**Texto de estudio:**
▬▬▬▬▬▬▬▬▬▬

“A simple vista, con la mano metida en el bolsillo, parezco normal. Cuando la saco me miran raro”. Así comienza el duro testimonio de Remedios Bengoechea, a la que la talidomida le ha llenado la vida de obstáculos y le ha alejado de muchos de sus sueños.
Si algo cabe destacar de Remedios, es su constante obsesión por ser normal. Más que por serlo, que lo es, por ser reconocida como tal. La culpable es su mano izquierda, o mejor dicho, la ausencia de ella. Remedios nació con este defecto físico, como otros muchos afectados, a consecuencia de la talidomida: un fármaco que, hace algo más de cincuenta años, nadie creyó que pudiera tener algún efecto más allá de aliviar las náuseas de las embarazadas.
“Cuando era pequeña, yo era normal. A veces oía a la gente del pueblo decir: ‘¿Qué tal la mancuca?’. Pero era un comentario igual que como quien dice ‘el feo’, ‘el guapo’. Tampoco le daba importancia. Realmente me di cuenta de que algo pasaba cuando mis padres me llevaron a un colegio de huérfanos, porque en el pueblo no me admitían en el colegio”, nos relata.
“Tenía cinco o seis años y cuando llegué allí, la monja dijo algo que no se me olvidará nunca: ‘Son ustedes unos sinvergüenzas, que quieren deshacerse de su hija. Como es inútil, no quieren ni tenerla’. Yo oí esas palabras y vi a mi madre llorar, y entonces empecé a pensar: ‘No sé qué soy, un monstruo’. Al final por mediación de mi tío conseguimos que me dejaran interna”, nos confiesa. “Al principio me trataban como si fuese retrasada, como si me tuvieran que vestir, que peinar, como si fuera un desecho de la vida. Luego ya cuando me fueron conociendo, me trataban como a las demás”.

▬▬▬▬▬▬▬▬▬▬

**Filas aportadas:**
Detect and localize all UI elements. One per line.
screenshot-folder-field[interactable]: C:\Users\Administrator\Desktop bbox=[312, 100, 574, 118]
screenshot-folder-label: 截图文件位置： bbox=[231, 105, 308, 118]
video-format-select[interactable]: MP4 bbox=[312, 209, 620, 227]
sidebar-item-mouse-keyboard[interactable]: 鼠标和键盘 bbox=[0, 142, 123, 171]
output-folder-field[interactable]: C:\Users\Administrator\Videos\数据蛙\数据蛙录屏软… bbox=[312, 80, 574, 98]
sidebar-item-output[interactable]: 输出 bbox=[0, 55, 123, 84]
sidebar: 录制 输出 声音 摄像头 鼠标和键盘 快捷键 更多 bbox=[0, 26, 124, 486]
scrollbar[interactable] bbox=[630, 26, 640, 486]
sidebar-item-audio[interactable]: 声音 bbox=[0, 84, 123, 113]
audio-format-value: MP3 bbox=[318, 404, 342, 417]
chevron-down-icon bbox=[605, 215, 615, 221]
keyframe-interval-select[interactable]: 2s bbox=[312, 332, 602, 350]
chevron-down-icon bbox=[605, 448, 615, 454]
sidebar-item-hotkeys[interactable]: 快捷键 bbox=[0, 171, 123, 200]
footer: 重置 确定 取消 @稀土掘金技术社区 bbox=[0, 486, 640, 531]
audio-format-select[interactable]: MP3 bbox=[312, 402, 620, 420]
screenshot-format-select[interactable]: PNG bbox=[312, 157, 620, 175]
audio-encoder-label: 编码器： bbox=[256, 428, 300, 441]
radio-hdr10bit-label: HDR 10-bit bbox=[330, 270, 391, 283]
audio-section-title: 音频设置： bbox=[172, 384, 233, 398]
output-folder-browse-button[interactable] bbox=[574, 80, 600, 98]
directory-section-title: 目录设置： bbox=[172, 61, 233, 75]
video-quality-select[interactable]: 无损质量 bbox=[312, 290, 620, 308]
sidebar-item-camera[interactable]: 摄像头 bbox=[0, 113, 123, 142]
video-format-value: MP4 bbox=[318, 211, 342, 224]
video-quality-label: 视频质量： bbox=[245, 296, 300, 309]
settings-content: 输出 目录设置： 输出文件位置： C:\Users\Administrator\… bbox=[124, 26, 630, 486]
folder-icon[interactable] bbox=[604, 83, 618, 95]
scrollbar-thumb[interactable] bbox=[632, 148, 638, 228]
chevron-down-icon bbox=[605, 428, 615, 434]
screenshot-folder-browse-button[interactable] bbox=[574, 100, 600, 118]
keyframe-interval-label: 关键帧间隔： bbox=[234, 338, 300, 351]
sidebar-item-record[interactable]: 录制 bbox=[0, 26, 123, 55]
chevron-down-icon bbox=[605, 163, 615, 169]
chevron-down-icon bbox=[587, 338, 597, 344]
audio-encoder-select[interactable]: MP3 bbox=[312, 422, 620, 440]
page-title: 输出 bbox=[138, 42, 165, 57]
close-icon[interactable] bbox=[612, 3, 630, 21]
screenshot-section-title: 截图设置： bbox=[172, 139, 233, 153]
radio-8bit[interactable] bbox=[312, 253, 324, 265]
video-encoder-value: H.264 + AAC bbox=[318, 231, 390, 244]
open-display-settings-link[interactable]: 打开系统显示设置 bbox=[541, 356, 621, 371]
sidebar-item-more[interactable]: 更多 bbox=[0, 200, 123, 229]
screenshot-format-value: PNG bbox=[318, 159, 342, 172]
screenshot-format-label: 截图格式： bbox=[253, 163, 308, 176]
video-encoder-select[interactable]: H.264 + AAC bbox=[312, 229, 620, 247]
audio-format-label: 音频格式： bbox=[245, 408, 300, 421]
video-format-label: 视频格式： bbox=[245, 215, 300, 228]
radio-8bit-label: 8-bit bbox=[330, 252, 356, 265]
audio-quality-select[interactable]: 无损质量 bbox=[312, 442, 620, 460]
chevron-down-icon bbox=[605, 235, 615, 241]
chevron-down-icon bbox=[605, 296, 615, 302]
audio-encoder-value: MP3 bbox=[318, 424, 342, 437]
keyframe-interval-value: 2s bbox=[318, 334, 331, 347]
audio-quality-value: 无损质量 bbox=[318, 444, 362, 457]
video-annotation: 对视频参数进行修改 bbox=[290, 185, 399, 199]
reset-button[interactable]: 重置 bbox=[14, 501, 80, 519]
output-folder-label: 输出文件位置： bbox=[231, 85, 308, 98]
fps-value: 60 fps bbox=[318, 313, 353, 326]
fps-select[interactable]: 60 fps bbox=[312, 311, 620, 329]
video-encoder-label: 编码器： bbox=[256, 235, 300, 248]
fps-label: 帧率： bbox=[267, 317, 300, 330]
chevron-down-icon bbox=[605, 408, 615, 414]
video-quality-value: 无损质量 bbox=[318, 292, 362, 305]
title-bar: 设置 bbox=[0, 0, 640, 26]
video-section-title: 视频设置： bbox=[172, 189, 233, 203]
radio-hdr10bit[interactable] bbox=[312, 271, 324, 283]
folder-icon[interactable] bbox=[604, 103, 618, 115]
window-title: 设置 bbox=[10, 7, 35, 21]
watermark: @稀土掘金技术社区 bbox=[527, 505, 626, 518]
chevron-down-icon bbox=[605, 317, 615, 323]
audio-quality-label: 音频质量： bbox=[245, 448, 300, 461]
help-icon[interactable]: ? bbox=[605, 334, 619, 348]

▬▬▬▬▬▬▬▬▬▬

**Consignas:**
a: ¿Puedes devolver la copia literal del fragmento del testimonio sobre la talidomida que va desde «Si algo cabe» hasta «de las embarazadas.», ambos incluidos?
b: Responde estas preguntas sobre el testimonio de la talidomida:
(i) ¿Qué efecto se creía que tenía la talidomida hace algo más de cincuenta años?
(ii) ¿Qué edad tenía Remedios cuando llegó al colegio de huérfanos?
(iii) ¿Por mediación de quién consiguieron que la dejaran interna?
Las filas provienen de una fuente distinta a la del testimonio.

**Respuestas:**
a:
Si algo cabe destacar de Remedios, es su constante obsesión por ser normal. Más que por serlo, que lo es, por ser reconocida como tal. La culpable es su mano izquierda, o mejor dicho, la ausencia de ella. Remedios nació con este defecto físico, como otros muchos afectados, a consecuencia de la talidomida: un fármaco que, hace algo más de cincuenta años, nadie creyó que pudiera tener algún efecto más allá de aliviar las náuseas de las embarazadas.

b:
(i) Aliviar las náuseas de las embarazadas.
(ii) Cinco o seis años.
(iii) De su tío.